Stored data>
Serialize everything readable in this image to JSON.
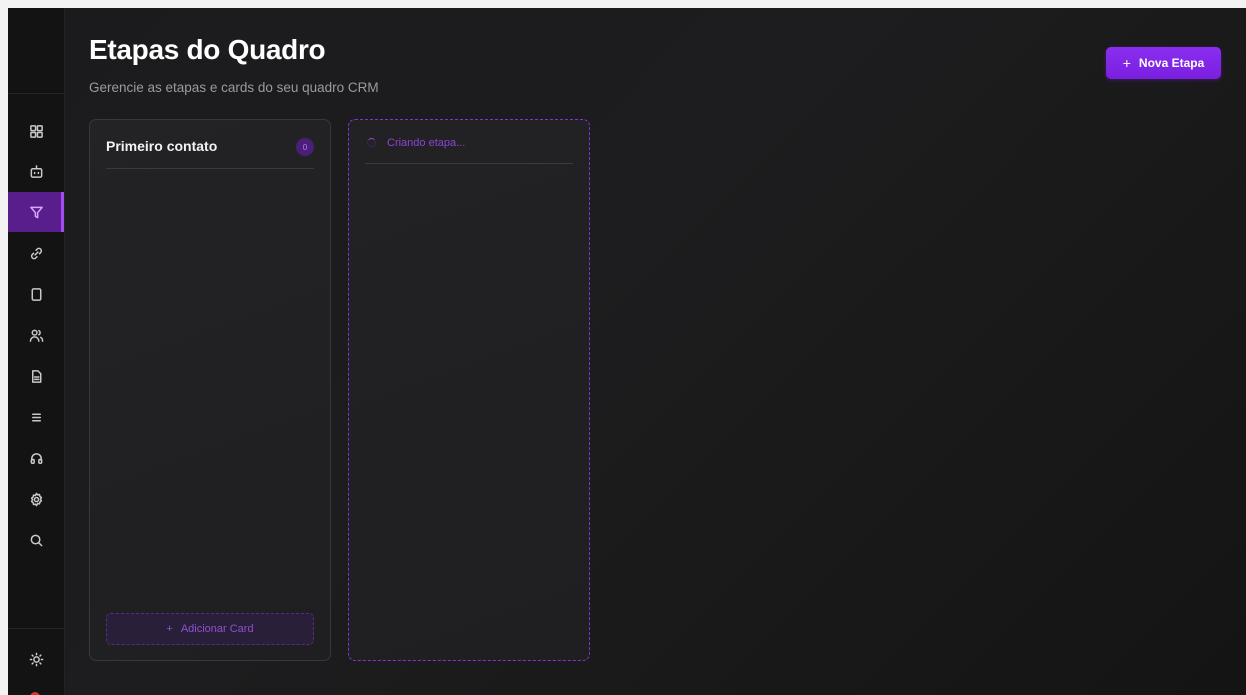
{
  "header": {
    "title": "Etapas do Quadro",
    "subtitle": "Gerencie as etapas e cards do seu quadro CRM",
    "new_stage_icon": "+",
    "new_stage_label": "Nova Etapa"
  },
  "sidebar": {
    "items": [
      {
        "icon": "grid-icon",
        "active": false
      },
      {
        "icon": "bot-icon",
        "active": false
      },
      {
        "icon": "funnel-icon",
        "active": true
      },
      {
        "icon": "link-icon",
        "active": false
      },
      {
        "icon": "phone-icon",
        "active": false
      },
      {
        "icon": "users-icon",
        "active": false
      },
      {
        "icon": "file-icon",
        "active": false
      },
      {
        "icon": "list-icon",
        "active": false
      },
      {
        "icon": "headset-icon",
        "active": false
      },
      {
        "icon": "settings-icon",
        "active": false
      },
      {
        "icon": "search-icon",
        "active": false
      }
    ],
    "theme_icon": "sun-icon"
  },
  "stages": [
    {
      "title": "Primeiro contato",
      "count": "0",
      "add_card_icon": "+",
      "add_card_label": "Adicionar Card"
    }
  ],
  "creating": {
    "label": "Criando etapa..."
  },
  "colors": {
    "accent": "#7a1fe0",
    "active_nav": "#5a1e8c",
    "background": "#1b1b1d"
  }
}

Required task> Restate the listing above word for word, and skip the pictures.

Reply>
Serialize everything readable in this image to JSON.
{
  "header": {
    "title": "Etapas do Quadro",
    "subtitle": "Gerencie as etapas e cards do seu quadro CRM",
    "new_stage_icon": "+",
    "new_stage_label": "Nova Etapa"
  },
  "sidebar": {
    "items": [
      {
        "icon": "grid-icon",
        "active": false
      },
      {
        "icon": "bot-icon",
        "active": false
      },
      {
        "icon": "funnel-icon",
        "active": true
      },
      {
        "icon": "link-icon",
        "active": false
      },
      {
        "icon": "phone-icon",
        "active": false
      },
      {
        "icon": "users-icon",
        "active": false
      },
      {
        "icon": "file-icon",
        "active": false
      },
      {
        "icon": "list-icon",
        "active": false
      },
      {
        "icon": "headset-icon",
        "active": false
      },
      {
        "icon": "settings-icon",
        "active": false
      },
      {
        "icon": "search-icon",
        "active": false
      }
    ],
    "theme_icon": "sun-icon"
  },
  "stages": [
    {
      "title": "Primeiro contato",
      "count": "0",
      "add_card_icon": "+",
      "add_card_label": "Adicionar Card"
    }
  ],
  "creating": {
    "label": "Criando etapa..."
  },
  "colors": {
    "accent": "#7a1fe0",
    "active_nav": "#5a1e8c",
    "background": "#1b1b1d"
  }
}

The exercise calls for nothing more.